▶ Given instruction: Every line of the records must be repeated exactly; pictures stay out.

▶ Exercise data:
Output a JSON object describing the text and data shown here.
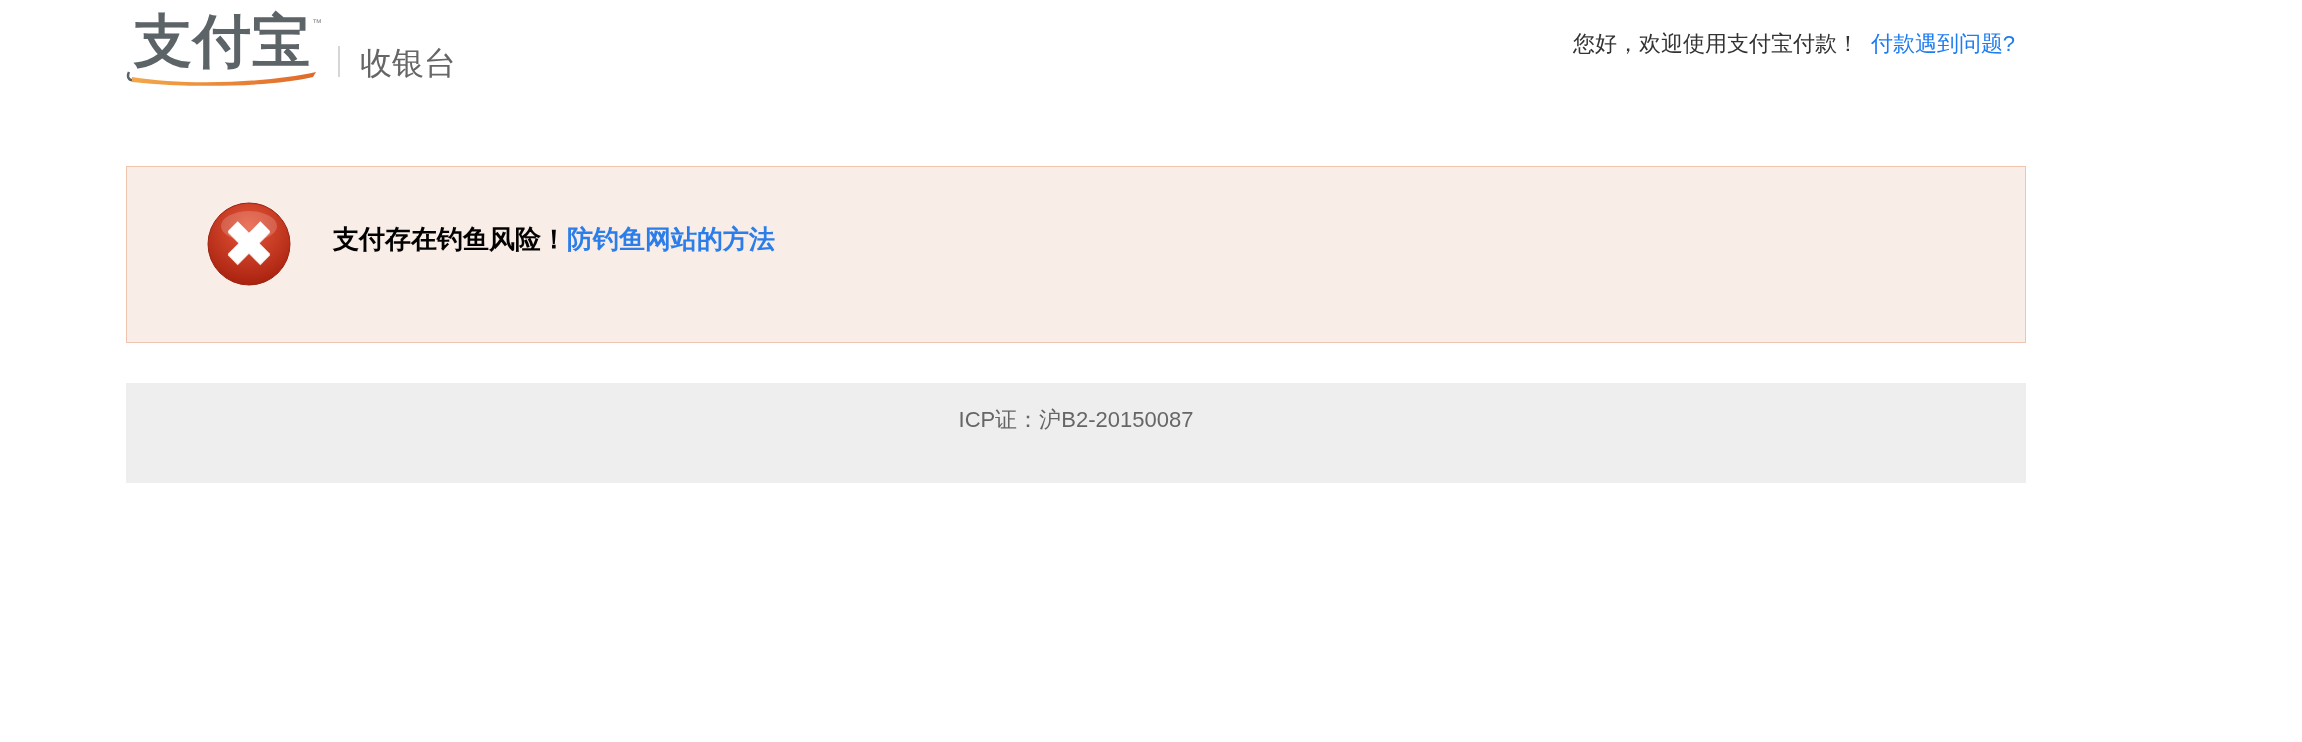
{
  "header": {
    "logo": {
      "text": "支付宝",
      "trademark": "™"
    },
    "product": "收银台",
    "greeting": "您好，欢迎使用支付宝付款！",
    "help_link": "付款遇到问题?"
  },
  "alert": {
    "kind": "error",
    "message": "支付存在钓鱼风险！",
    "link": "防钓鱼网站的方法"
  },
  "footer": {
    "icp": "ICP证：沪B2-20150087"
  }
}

▶ Correct answer:
Output a JSON object describing the text and data shown here.
{
  "header": {
    "logo": {
      "text": "支付宝",
      "trademark": "™"
    },
    "product": "收银台",
    "greeting": "您好，欢迎使用支付宝付款！",
    "help_link": "付款遇到问题?"
  },
  "alert": {
    "kind": "error",
    "message": "支付存在钓鱼风险！",
    "link": "防钓鱼网站的方法"
  },
  "footer": {
    "icp": "ICP证：沪B2-20150087"
  }
}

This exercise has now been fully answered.